### Exercise description
Convert the lines below into a JSON list of strings, one string for each line, omitting blank lines. Leave the picture out of the list.

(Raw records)
○ ○ ○ ○ ○ ○ ○

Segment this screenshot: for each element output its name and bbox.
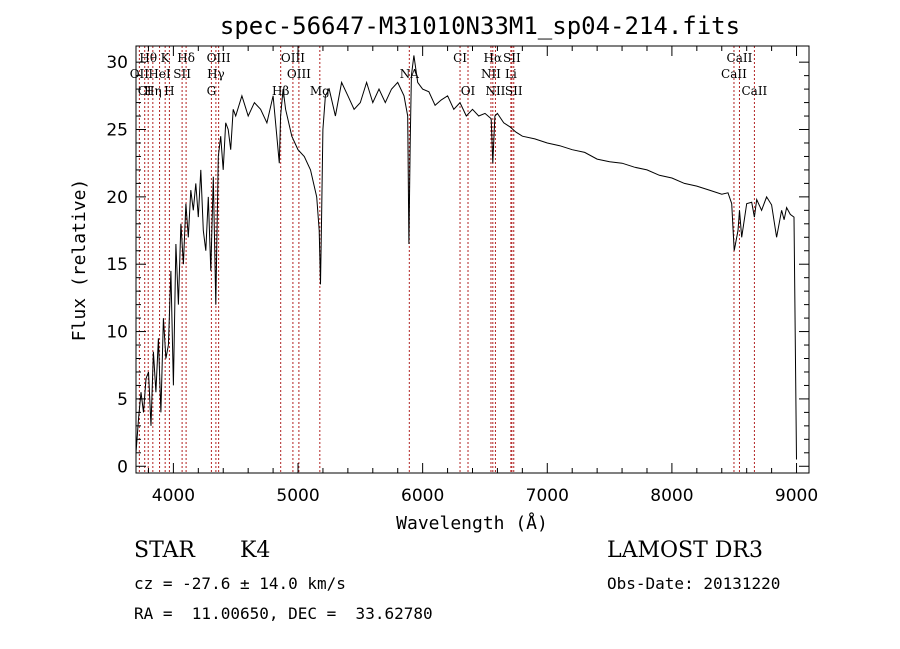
line-markers <box>138 46 755 473</box>
line-marker-label: NII <box>485 84 505 98</box>
line-marker-label: CaII <box>727 51 753 65</box>
x-axis-label: Wavelength (Å) <box>396 512 548 534</box>
line-marker-label: K <box>161 51 171 65</box>
y-axis-ticks: 0 5 10 15 20 25 30 <box>106 53 809 477</box>
line-marker-label: SII <box>173 67 191 81</box>
line-marker-label: OIII <box>281 51 305 65</box>
y-tick-label: 30 <box>106 53 128 73</box>
chart-title: spec-56647-M31010N33M1_sp04-214.fits <box>220 12 740 40</box>
y-tick-label: 15 <box>106 255 128 275</box>
line-marker-label: Li <box>505 67 517 81</box>
plot-frame <box>135 45 810 474</box>
line-marker-label: G <box>207 84 217 98</box>
line-marker-label: Hβ <box>272 84 289 98</box>
line-marker-label: OIII <box>207 51 231 65</box>
y-tick-label: 5 <box>117 390 128 410</box>
y-tick-label: 0 <box>117 457 128 477</box>
line-marker-label: Hδ <box>177 51 195 65</box>
line-marker-label: Mg <box>310 84 330 98</box>
line-marker-label: Hη <box>144 84 162 98</box>
line-marker-label: OI <box>461 84 476 98</box>
x-tick-label: 6000 <box>401 486 444 506</box>
coordinates: RA = 11.00650, DEC = 33.62780 <box>134 604 433 623</box>
survey-label: LAMOST DR3 <box>607 538 763 563</box>
line-marker-label: SII <box>503 51 521 65</box>
x-axis-ticks: 4000 5000 6000 7000 8000 9000 <box>147 46 818 506</box>
line-marker-label: OII <box>130 67 150 81</box>
y-tick-label: 20 <box>106 188 128 208</box>
line-marker-label: NII <box>481 67 501 81</box>
line-marker-label: OIII <box>287 67 311 81</box>
line-marker-label: CI <box>138 84 152 98</box>
x-tick-label: 5000 <box>276 486 319 506</box>
y-axis-label: Flux (relative) <box>69 179 90 342</box>
line-marker-label: Hθ <box>139 51 157 65</box>
obs-date: Obs-Date: 20131220 <box>607 574 781 593</box>
spectrum-line <box>135 55 797 460</box>
x-tick-label: 7000 <box>526 486 569 506</box>
x-tick-label: 4000 <box>152 486 195 506</box>
class-label: STAR <box>134 538 195 563</box>
line-marker-label: HeI <box>148 67 171 81</box>
cz-readout: cz = -27.6 ± 14.0 km/s <box>134 574 346 593</box>
line-marker-label: SII <box>505 84 523 98</box>
line-marker-label: Hα <box>484 51 503 65</box>
line-marker-label: NA <box>400 67 420 81</box>
line-marker-label: CaII <box>721 67 747 81</box>
y-tick-label: 10 <box>106 323 128 343</box>
subclass-label: K4 <box>240 538 271 563</box>
line-marker-label: CI <box>453 51 467 65</box>
x-tick-label: 9000 <box>775 486 818 506</box>
line-marker-label: H <box>164 84 174 98</box>
line-marker-label: Hγ <box>207 67 225 81</box>
x-tick-label: 8000 <box>650 486 693 506</box>
line-marker-label: CaII <box>741 84 767 98</box>
y-tick-label: 25 <box>106 121 128 141</box>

○ ○ ○ ○ ○ ○ ○

### Response to this task
[
  "Segment this screenshot: for each element output its name and bbox.",
  "line-markers <box>138 46 755 473</box>",
  "line-marker-label: NII <box>485 84 505 98</box>",
  "line-marker-label: CaII <box>727 51 753 65</box>",
  "x-axis-label: Wavelength (Å) <box>396 512 548 534</box>",
  "line-marker-label: K <box>161 51 171 65</box>",
  "y-axis-ticks: 0 5 10 15 20 25 30 <box>106 53 809 477</box>",
  "line-marker-label: SII <box>173 67 191 81</box>",
  "line-marker-label: OIII <box>281 51 305 65</box>",
  "y-tick-label: 30 <box>106 53 128 73</box>",
  "chart-title: spec-56647-M31010N33M1_sp04-214.fits <box>220 12 740 40</box>",
  "y-tick-label: 15 <box>106 255 128 275</box>",
  "line-marker-label: Li <box>505 67 517 81</box>",
  "plot-frame <box>135 45 810 474</box>",
  "line-marker-label: G <box>207 84 217 98</box>",
  "line-marker-label: Hβ <box>272 84 289 98</box>",
  "line-marker-label: OIII <box>207 51 231 65</box>",
  "y-tick-label: 5 <box>117 390 128 410</box>",
  "y-tick-label: 0 <box>117 457 128 477</box>",
  "line-marker-label: Hδ <box>177 51 195 65</box>",
  "line-marker-label: Mg <box>310 84 330 98</box>",
  "line-marker-label: Hη <box>144 84 162 98</box>",
  "line-marker-label: OI <box>461 84 476 98</box>",
  "x-tick-label: 6000 <box>401 486 444 506</box>",
  "coordinates: RA = 11.00650, DEC = 33.62780 <box>134 604 433 623</box>",
  "survey-label: LAMOST DR3 <box>607 538 763 563</box>",
  "line-marker-label: SII <box>503 51 521 65</box>",
  "x-axis-ticks: 4000 5000 6000 7000 8000 9000 <box>147 46 818 506</box>",
  "line-marker-label: OII <box>130 67 150 81</box>",
  "y-tick-label: 20 <box>106 188 128 208</box>",
  "line-marker-label: NII <box>481 67 501 81</box>",
  "line-marker-label: OIII <box>287 67 311 81</box>",
  "line-marker-label: CI <box>138 84 152 98</box>",
  "x-tick-label: 5000 <box>276 486 319 506</box>",
  "y-axis-label: Flux (relative) <box>69 179 90 342</box>",
  "line-marker-label: Hθ <box>139 51 157 65</box>",
  "obs-date: Obs-Date: 20131220 <box>607 574 781 593</box>",
  "spectrum-line <box>135 55 797 460</box>",
  "x-tick-label: 7000 <box>526 486 569 506</box>",
  "x-tick-label: 4000 <box>152 486 195 506</box>",
  "class-label: STAR <box>134 538 195 563</box>",
  "line-marker-label: HeI <box>148 67 171 81</box>",
  "cz-readout: cz = -27.6 ± 14.0 km/s <box>134 574 346 593</box>",
  "line-marker-label: SII <box>505 84 523 98</box>",
  "line-marker-label: Hα <box>484 51 503 65</box>",
  "line-marker-label: NA <box>400 67 420 81</box>",
  "line-marker-label: CaII <box>721 67 747 81</box>",
  "y-tick-label: 10 <box>106 323 128 343</box>",
  "subclass-label: K4 <box>240 538 271 563</box>",
  "line-marker-label: CI <box>453 51 467 65</box>",
  "x-tick-label: 9000 <box>775 486 818 506</box>",
  "line-marker-label: H <box>164 84 174 98</box>",
  "line-marker-label: Hγ <box>207 67 225 81</box>",
  "x-tick-label: 8000 <box>650 486 693 506</box>",
  "line-marker-label: CaII <box>741 84 767 98</box>",
  "y-tick-label: 25 <box>106 121 128 141</box>"
]